Task directions: Lines containing the word "Frequently" should be extracted in full.
==== Given data ====
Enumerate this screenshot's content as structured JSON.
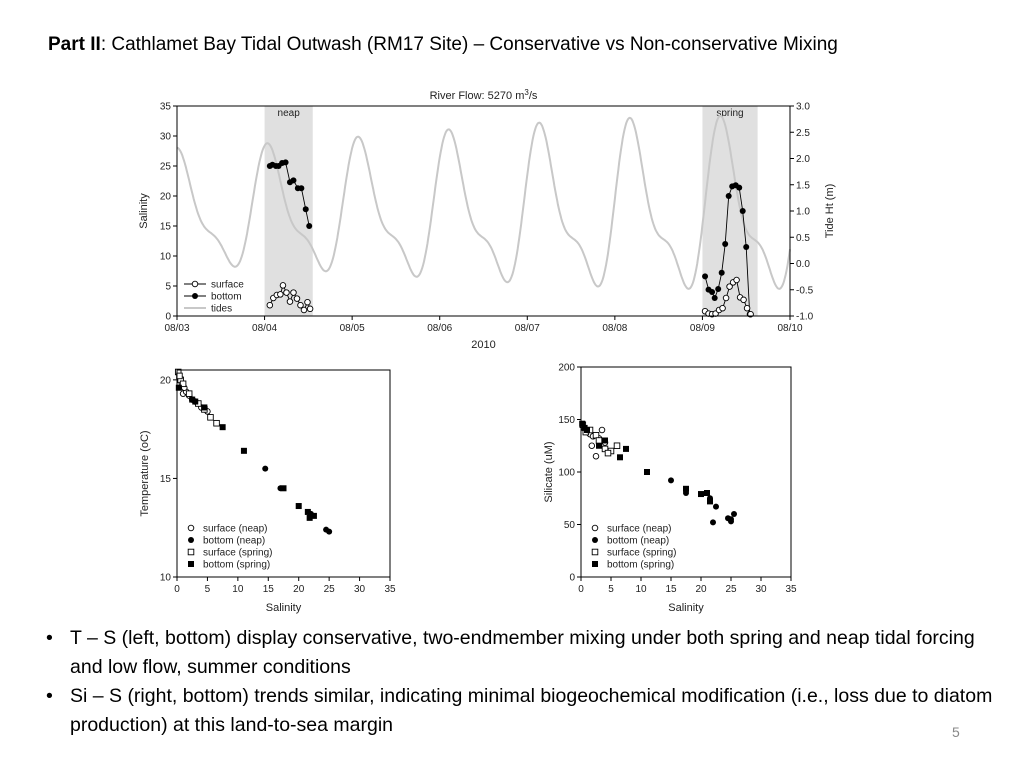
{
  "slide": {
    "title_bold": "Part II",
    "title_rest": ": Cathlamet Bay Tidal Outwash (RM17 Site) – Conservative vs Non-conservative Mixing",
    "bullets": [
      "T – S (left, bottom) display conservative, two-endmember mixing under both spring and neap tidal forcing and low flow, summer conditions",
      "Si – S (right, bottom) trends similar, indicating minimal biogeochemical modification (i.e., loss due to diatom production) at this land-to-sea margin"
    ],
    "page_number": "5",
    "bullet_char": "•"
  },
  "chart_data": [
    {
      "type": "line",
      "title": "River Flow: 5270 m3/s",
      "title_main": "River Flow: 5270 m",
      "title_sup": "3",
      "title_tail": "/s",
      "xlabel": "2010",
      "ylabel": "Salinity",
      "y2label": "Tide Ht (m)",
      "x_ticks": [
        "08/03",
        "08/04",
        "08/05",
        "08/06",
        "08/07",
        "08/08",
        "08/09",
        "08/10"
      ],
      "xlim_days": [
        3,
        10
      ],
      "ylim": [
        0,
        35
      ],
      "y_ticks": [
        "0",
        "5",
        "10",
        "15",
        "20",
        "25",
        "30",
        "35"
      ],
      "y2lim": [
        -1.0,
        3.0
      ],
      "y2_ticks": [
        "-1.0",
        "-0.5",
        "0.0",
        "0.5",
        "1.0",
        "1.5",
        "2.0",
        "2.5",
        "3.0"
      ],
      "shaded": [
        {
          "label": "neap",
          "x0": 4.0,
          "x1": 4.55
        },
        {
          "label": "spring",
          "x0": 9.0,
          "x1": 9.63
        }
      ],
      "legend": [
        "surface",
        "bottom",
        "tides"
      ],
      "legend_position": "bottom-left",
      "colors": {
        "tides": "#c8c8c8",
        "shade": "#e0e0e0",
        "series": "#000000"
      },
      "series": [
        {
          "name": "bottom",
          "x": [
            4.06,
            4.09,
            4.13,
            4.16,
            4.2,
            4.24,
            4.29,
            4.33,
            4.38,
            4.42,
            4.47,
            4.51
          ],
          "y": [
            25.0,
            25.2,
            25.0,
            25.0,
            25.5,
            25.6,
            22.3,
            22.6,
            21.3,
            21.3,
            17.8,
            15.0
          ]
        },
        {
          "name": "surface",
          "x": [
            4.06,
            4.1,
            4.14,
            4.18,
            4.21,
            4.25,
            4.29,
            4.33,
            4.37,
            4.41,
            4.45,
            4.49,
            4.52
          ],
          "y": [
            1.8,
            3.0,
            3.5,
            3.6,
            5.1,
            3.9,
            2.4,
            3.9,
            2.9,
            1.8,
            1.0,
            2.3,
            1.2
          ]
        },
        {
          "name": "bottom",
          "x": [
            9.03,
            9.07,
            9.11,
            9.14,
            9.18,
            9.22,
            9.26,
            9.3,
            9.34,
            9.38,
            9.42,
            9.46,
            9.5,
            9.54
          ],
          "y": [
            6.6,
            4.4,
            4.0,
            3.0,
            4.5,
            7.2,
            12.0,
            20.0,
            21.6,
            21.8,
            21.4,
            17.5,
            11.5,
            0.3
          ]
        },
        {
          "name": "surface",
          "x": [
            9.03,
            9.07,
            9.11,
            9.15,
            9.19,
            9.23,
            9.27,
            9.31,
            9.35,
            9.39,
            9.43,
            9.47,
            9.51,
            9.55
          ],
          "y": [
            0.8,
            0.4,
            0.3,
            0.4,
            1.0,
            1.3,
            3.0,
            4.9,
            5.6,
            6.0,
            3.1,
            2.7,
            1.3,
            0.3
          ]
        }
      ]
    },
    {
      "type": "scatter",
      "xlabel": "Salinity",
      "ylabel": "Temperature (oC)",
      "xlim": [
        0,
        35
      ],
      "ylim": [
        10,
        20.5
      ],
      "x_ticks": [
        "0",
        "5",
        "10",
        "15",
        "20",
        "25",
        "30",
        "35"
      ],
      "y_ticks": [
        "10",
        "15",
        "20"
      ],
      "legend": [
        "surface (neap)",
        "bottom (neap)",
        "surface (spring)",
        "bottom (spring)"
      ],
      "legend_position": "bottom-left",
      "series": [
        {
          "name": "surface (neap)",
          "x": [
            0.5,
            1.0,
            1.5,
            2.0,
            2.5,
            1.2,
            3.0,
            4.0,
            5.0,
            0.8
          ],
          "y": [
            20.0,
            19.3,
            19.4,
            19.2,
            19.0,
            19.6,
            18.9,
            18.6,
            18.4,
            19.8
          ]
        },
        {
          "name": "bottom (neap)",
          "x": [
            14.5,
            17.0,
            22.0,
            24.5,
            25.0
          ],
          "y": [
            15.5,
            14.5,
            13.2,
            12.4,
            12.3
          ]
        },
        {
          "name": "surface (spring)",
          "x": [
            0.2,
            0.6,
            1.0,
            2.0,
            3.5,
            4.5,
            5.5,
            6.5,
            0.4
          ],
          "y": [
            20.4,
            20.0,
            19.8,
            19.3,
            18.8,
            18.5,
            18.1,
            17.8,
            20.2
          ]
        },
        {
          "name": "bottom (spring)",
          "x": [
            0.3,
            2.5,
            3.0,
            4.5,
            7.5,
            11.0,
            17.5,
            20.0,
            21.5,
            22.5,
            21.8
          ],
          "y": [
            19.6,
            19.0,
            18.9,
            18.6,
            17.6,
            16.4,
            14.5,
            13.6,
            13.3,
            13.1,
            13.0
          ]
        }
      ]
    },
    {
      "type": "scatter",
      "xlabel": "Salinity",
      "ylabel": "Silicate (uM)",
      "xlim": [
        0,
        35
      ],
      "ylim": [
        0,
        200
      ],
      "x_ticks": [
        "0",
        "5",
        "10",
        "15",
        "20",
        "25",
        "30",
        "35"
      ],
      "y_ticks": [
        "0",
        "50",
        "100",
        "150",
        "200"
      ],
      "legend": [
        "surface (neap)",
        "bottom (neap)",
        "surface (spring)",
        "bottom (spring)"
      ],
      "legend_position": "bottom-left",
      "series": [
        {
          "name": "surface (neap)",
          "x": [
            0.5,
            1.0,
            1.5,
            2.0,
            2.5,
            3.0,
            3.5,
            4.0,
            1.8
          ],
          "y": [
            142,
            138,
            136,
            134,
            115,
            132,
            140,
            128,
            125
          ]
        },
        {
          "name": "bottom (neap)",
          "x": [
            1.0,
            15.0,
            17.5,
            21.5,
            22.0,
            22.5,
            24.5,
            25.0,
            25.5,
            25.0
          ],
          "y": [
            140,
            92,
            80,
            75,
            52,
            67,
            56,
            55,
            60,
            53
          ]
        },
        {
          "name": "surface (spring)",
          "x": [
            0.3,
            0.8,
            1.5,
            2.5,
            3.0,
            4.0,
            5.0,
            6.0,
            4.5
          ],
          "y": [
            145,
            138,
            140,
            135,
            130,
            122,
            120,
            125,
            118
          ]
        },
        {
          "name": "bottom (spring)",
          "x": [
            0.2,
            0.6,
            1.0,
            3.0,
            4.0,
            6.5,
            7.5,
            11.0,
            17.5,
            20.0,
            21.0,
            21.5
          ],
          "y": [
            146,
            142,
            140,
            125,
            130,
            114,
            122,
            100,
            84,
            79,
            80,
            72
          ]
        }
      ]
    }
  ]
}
====
==== Given data ====
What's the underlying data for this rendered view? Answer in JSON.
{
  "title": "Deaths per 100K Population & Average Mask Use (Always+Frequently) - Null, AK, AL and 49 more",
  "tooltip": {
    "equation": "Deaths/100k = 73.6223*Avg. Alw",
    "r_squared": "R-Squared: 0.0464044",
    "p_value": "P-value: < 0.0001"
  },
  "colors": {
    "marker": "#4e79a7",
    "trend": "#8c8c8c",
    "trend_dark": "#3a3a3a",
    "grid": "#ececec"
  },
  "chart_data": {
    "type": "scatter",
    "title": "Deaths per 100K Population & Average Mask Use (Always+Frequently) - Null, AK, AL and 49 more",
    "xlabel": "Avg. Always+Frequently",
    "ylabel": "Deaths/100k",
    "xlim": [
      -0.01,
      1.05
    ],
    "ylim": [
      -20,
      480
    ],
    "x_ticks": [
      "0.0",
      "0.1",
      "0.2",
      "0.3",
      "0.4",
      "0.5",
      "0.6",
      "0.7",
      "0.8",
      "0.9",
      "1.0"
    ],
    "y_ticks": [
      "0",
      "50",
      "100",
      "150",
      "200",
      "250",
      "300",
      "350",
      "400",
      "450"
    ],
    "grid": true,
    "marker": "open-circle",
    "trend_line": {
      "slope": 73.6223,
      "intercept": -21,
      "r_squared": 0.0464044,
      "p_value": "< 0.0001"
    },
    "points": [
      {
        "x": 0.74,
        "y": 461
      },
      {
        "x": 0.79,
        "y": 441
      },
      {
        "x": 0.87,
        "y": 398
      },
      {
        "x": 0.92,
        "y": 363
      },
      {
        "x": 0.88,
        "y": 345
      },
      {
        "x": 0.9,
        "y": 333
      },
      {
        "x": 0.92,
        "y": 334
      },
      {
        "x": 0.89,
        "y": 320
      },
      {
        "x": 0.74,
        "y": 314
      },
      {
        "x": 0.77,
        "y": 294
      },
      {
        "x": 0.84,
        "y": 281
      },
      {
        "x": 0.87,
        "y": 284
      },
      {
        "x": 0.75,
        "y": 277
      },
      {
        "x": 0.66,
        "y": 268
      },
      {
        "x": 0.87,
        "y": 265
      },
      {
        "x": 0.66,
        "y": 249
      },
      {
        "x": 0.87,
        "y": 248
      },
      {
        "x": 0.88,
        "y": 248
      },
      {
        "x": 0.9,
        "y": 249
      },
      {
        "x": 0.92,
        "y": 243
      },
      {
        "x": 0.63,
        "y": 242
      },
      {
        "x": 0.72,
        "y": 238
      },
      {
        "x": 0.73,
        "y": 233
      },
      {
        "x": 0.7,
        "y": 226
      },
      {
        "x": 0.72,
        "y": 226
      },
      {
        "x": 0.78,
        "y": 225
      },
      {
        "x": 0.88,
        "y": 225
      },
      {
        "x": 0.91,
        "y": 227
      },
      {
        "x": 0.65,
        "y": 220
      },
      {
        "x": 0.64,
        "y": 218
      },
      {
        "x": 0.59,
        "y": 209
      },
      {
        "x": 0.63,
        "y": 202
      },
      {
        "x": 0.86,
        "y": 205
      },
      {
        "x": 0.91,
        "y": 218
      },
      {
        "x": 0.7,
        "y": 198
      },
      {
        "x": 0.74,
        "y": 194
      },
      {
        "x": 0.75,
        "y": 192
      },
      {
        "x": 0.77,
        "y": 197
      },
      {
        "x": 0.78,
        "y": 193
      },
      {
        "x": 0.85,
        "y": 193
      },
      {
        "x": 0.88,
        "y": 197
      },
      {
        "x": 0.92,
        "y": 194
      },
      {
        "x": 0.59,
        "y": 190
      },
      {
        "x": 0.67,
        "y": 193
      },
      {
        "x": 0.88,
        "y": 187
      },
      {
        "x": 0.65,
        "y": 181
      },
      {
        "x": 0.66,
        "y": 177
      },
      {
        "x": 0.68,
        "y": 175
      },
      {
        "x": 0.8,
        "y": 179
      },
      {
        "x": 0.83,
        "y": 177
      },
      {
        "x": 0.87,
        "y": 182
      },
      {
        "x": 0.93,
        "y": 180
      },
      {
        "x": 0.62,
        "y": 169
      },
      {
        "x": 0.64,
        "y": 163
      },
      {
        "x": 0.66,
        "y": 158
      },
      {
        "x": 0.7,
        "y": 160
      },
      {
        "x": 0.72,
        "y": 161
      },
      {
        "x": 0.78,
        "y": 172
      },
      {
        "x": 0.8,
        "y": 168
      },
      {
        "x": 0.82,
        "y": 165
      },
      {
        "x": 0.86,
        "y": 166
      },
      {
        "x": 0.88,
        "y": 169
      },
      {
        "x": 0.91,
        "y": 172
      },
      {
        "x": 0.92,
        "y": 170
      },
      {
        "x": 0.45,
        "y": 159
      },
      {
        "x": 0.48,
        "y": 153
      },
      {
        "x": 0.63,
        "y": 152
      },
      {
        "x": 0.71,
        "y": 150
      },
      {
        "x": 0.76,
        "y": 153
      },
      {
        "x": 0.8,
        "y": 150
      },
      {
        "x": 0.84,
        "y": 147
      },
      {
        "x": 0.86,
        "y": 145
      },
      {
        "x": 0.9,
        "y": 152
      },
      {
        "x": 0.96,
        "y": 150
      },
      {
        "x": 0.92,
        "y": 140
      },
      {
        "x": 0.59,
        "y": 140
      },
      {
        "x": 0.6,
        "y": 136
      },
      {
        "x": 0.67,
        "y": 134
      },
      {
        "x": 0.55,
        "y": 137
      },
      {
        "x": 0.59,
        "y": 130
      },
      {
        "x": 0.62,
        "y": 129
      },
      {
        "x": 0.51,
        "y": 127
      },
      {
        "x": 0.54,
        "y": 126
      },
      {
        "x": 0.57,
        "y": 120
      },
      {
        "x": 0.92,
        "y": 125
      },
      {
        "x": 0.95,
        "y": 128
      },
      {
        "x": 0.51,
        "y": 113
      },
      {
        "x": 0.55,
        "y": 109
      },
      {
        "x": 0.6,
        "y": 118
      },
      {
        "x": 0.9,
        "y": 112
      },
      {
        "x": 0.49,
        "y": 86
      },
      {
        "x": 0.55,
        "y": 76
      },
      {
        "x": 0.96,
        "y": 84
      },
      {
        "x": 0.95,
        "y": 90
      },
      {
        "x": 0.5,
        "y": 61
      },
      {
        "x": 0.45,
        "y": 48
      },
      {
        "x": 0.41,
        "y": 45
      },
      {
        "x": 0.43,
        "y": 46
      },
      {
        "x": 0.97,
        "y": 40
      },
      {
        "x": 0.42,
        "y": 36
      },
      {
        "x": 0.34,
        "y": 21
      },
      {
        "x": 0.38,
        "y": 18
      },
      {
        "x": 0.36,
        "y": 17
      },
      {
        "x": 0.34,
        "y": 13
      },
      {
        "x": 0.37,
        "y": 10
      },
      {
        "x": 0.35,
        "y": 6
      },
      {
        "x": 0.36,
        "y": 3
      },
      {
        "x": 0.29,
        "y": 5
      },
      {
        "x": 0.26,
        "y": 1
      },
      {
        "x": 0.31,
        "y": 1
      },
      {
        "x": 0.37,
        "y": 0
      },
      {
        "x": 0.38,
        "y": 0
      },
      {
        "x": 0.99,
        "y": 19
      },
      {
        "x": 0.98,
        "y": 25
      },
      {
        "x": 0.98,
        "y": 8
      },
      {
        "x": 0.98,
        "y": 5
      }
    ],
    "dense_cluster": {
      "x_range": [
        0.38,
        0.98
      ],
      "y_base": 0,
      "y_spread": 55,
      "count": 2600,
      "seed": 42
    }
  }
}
====
Expected answer:
  "title": "Deaths per 100K Population & Average Mask Use (Always+Frequently) - Null, AK, AL and 49 more",
    "title": "Deaths per 100K Population & Average Mask Use (Always+Frequently) - Null, AK, AL and 49 more",
    "xlabel": "Avg. Always+Frequently",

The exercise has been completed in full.